Pull each line holding "parhaiten" out of the entries below.

## Material provided:

* START *

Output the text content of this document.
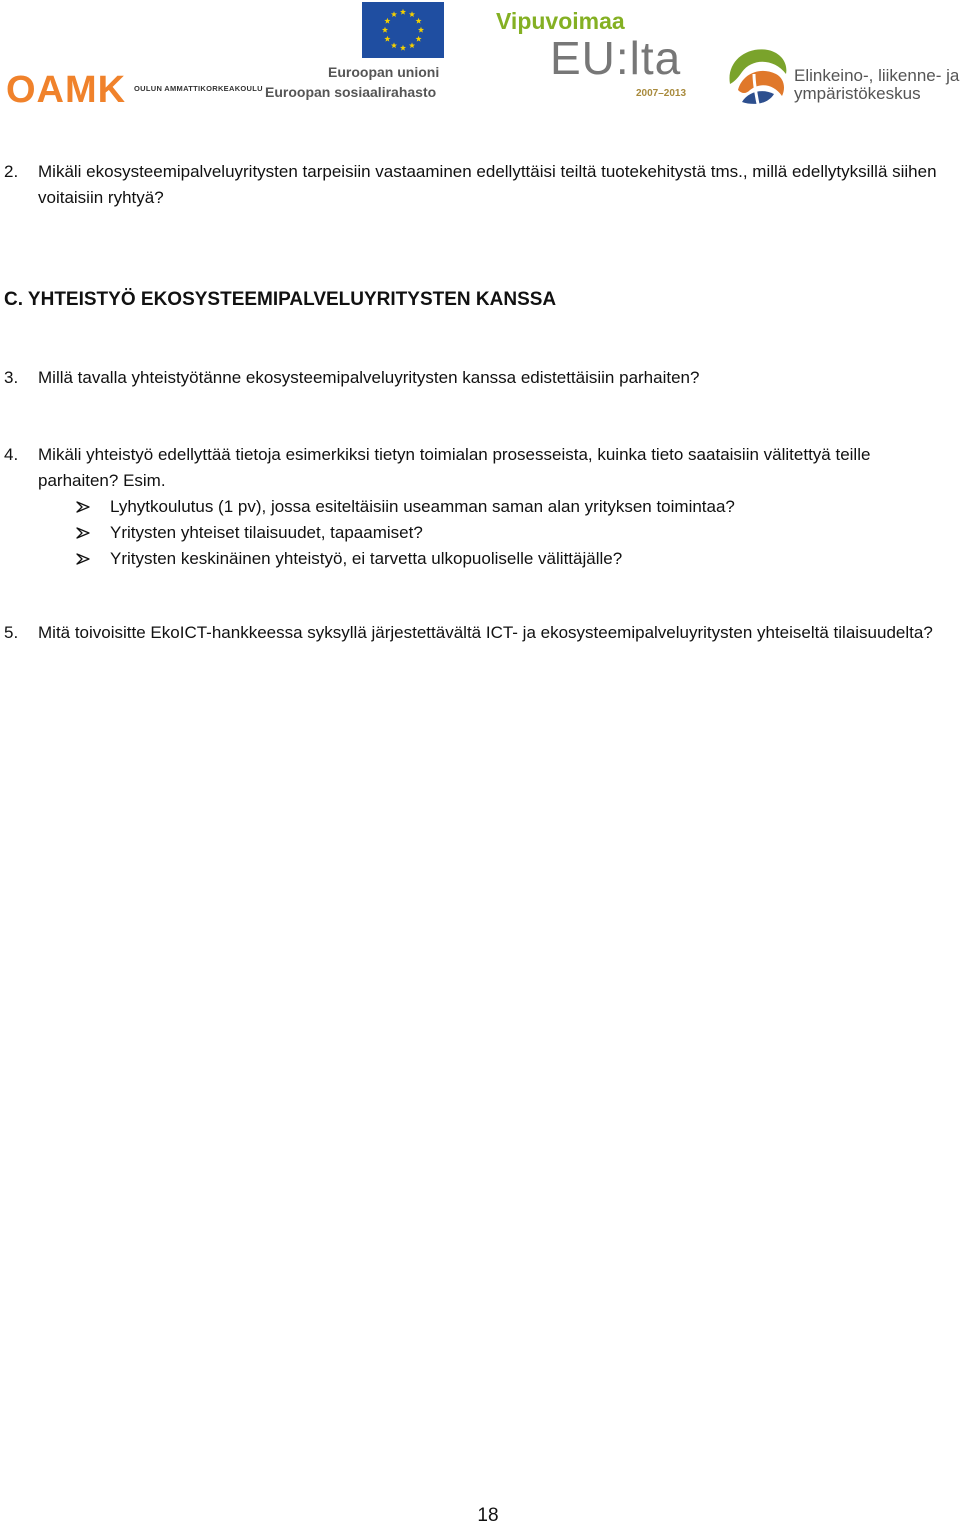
OAMK OULUN AMMATTIKORKEAKOULU
Euroopan unioni
Euroopan sosiaalirahasto
Vipuvoimaa
EU:lta
2007–2013
Elinkeino-, liikenne- ja
ympäristökeskus
2. Mikäli ekosysteemipalveluyritysten tarpeisiin vastaaminen edellyttäisi teiltä tuotekehitystä tms., millä edellytyksillä siihen voitaisiin ryhtyä?
C. YHTEISTYÖ EKOSYSTEEMIPALVELUYRITYSTEN KANSSA
3. Millä tavalla yhteistyötänne ekosysteemipalveluyritysten kanssa edistettäisiin parhaiten?
4. Mikäli yhteistyö edellyttää tietoja esimerkiksi tietyn toimialan prosesseista, kuinka tieto saataisiin välitettyä teille parhaiten? Esim.
Lyhytkoulutus (1 pv), jossa esiteltäisiin useamman saman alan yrityksen toimintaa?
Yritysten yhteiset tilaisuudet, tapaamiset?
Yritysten keskinäinen yhteistyö, ei tarvetta ulkopuoliselle välittäjälle?
5. Mitä toivoisitte EkoICT-hankkeessa syksyllä järjestettävältä ICT- ja ekosysteemipalveluyritysten yhteiseltä tilaisuudelta?
18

* END *

## Response below:
3. Millä tavalla yhteistyötänne ekosysteemipalveluyritysten kanssa edistettäisiin parhaiten?
4. Mikäli yhteistyö edellyttää tietoja esimerkiksi tietyn toimialan prosesseista, kuinka tieto saataisiin välitettyä teille parhaiten? Esim.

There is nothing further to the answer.